| JOB |
Using the material below, copy every line where "pressure" appears.

Extracts from a graphics dataset:
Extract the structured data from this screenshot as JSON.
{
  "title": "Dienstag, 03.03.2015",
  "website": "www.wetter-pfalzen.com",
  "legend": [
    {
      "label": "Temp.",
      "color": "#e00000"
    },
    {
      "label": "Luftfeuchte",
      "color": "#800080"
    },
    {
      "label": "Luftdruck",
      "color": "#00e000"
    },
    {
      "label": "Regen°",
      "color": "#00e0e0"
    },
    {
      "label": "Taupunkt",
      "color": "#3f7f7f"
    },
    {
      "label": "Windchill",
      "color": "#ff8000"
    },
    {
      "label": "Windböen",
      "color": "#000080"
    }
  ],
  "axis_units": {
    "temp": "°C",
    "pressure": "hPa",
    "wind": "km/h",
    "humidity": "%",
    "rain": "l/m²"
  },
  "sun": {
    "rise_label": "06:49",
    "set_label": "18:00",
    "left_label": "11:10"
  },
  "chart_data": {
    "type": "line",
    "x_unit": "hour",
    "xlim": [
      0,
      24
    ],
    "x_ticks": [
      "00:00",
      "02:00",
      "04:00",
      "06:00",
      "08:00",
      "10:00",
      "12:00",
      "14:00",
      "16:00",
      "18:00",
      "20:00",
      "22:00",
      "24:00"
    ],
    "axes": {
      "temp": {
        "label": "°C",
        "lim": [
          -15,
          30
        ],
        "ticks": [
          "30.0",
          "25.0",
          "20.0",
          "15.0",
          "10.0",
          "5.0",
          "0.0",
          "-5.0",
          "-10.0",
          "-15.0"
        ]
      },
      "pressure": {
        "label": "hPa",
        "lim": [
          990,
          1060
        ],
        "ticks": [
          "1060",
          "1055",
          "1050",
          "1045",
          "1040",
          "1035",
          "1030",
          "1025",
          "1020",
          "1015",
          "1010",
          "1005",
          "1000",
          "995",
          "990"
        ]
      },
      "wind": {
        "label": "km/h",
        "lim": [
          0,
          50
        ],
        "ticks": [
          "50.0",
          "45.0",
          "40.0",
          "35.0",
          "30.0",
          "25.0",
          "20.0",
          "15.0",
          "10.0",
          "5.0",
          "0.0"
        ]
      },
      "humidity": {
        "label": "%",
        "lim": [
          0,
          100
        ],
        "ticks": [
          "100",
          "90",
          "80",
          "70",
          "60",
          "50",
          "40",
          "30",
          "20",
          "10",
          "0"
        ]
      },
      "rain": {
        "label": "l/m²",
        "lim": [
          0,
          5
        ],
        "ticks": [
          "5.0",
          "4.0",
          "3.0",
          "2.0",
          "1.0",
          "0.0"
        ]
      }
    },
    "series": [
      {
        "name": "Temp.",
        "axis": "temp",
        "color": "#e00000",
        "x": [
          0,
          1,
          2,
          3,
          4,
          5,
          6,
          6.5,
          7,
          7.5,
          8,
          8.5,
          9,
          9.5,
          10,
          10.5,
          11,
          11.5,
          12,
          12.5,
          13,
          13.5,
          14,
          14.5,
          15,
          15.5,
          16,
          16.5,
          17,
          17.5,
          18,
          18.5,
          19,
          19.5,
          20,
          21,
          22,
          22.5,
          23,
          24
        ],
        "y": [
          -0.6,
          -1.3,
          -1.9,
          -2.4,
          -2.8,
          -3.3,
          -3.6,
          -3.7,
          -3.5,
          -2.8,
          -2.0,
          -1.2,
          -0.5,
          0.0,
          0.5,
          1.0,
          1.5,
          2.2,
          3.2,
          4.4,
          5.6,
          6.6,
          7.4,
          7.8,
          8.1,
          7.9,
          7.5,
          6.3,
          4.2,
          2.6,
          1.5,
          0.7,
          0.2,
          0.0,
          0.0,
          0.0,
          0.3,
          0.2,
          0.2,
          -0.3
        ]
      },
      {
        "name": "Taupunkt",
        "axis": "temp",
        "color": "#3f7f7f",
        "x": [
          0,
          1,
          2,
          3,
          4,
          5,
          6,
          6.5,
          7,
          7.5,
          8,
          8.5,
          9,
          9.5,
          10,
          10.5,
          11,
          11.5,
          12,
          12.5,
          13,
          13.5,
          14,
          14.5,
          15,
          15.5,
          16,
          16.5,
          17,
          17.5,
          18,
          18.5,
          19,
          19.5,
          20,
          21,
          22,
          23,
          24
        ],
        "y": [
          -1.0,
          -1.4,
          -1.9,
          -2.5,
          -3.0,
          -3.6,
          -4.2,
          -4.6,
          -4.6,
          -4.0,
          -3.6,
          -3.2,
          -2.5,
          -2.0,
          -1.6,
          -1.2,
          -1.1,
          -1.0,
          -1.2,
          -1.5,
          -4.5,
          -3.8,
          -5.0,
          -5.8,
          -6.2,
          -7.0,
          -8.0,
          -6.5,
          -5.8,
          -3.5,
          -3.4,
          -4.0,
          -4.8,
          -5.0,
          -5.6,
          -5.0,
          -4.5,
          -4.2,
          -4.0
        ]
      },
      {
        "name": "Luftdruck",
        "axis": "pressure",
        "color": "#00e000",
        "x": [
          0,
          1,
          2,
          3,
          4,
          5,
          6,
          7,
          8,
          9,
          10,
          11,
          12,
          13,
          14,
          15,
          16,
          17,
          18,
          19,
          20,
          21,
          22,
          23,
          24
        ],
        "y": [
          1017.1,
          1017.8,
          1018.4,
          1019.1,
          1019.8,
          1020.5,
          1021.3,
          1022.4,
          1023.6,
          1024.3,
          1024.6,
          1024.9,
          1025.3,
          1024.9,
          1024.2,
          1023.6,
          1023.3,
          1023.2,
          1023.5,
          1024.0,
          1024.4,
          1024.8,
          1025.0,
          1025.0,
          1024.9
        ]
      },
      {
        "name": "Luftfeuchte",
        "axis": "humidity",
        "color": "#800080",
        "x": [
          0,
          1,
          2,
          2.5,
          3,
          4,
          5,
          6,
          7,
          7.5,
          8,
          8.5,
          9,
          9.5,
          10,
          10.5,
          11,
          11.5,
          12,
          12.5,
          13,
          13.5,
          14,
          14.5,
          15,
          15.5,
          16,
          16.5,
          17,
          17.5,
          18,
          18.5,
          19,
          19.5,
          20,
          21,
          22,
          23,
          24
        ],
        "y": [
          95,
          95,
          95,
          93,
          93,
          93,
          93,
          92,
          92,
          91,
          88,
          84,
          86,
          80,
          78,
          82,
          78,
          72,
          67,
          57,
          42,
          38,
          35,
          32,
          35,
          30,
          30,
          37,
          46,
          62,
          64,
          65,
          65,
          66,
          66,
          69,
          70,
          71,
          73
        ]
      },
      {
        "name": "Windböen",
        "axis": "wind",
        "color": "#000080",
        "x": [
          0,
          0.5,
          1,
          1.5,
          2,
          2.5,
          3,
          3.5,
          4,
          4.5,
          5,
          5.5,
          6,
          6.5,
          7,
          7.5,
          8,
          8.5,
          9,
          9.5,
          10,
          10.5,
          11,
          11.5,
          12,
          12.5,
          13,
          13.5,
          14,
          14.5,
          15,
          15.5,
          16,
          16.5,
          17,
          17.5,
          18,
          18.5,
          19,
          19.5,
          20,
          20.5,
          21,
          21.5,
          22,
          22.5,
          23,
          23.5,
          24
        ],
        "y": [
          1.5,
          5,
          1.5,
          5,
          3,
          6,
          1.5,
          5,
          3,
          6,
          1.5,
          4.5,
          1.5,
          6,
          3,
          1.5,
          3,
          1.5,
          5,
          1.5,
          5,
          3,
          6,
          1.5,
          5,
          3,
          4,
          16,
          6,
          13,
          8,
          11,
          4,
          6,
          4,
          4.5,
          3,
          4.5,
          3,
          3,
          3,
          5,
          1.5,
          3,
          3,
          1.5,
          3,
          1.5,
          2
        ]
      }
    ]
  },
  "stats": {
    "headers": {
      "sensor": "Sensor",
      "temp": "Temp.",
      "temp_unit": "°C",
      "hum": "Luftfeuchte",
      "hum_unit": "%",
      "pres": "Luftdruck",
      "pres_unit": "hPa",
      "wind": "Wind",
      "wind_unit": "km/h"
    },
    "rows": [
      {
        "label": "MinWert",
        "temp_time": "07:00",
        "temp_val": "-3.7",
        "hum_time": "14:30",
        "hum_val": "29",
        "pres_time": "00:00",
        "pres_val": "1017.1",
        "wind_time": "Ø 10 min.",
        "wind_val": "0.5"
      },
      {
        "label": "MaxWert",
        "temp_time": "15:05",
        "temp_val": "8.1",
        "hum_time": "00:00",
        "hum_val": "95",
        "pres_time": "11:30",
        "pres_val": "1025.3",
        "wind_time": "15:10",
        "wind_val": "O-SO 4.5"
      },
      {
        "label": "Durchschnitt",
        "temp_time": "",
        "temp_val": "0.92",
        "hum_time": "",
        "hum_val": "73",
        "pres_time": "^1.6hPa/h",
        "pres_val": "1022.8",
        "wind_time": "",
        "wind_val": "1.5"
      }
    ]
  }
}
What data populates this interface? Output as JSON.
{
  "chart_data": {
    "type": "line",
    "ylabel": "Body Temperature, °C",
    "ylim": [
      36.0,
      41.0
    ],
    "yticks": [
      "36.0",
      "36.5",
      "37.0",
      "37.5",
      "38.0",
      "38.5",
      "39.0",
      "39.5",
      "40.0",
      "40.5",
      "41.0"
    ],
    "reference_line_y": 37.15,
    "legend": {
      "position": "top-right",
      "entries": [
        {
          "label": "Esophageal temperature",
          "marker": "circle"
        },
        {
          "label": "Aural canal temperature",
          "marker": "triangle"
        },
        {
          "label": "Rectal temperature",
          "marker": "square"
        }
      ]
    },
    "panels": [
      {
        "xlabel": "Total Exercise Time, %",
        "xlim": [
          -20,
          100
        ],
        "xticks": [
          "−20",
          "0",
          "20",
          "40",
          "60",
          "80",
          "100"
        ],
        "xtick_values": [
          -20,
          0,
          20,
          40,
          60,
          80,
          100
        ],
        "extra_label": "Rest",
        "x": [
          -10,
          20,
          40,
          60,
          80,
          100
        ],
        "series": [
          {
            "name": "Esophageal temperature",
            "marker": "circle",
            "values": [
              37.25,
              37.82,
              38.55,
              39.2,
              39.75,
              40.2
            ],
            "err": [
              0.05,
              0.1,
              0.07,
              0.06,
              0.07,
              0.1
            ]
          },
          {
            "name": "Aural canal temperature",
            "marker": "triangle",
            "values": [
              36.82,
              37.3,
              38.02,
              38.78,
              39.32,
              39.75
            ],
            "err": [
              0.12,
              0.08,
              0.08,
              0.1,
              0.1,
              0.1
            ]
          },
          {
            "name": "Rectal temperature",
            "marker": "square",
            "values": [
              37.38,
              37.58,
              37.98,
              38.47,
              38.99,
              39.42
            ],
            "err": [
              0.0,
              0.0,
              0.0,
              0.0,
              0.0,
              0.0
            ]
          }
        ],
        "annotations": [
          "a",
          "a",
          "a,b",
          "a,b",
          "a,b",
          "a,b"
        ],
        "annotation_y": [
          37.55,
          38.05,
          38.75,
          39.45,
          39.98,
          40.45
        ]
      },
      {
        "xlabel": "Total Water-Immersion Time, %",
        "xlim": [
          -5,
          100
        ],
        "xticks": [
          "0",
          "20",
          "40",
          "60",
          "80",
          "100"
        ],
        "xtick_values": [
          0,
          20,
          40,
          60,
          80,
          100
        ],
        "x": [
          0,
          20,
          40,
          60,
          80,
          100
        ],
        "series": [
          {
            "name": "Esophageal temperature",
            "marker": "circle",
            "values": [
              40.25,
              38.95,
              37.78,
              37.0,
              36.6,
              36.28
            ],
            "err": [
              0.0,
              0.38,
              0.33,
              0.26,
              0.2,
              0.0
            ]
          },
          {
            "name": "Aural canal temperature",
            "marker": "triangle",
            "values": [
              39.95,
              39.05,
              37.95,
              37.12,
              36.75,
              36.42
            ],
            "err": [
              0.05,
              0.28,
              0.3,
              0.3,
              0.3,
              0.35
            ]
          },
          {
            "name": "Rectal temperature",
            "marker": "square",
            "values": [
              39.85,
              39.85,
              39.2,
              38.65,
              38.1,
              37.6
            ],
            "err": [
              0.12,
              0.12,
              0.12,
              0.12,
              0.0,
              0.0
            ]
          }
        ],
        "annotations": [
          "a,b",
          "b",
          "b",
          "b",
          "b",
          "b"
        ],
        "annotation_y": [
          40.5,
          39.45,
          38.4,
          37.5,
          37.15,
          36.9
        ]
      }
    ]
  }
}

| EXPECTED OUTPUT |
    "pressure": "hPa",
      "pressure": {
        "axis": "pressure",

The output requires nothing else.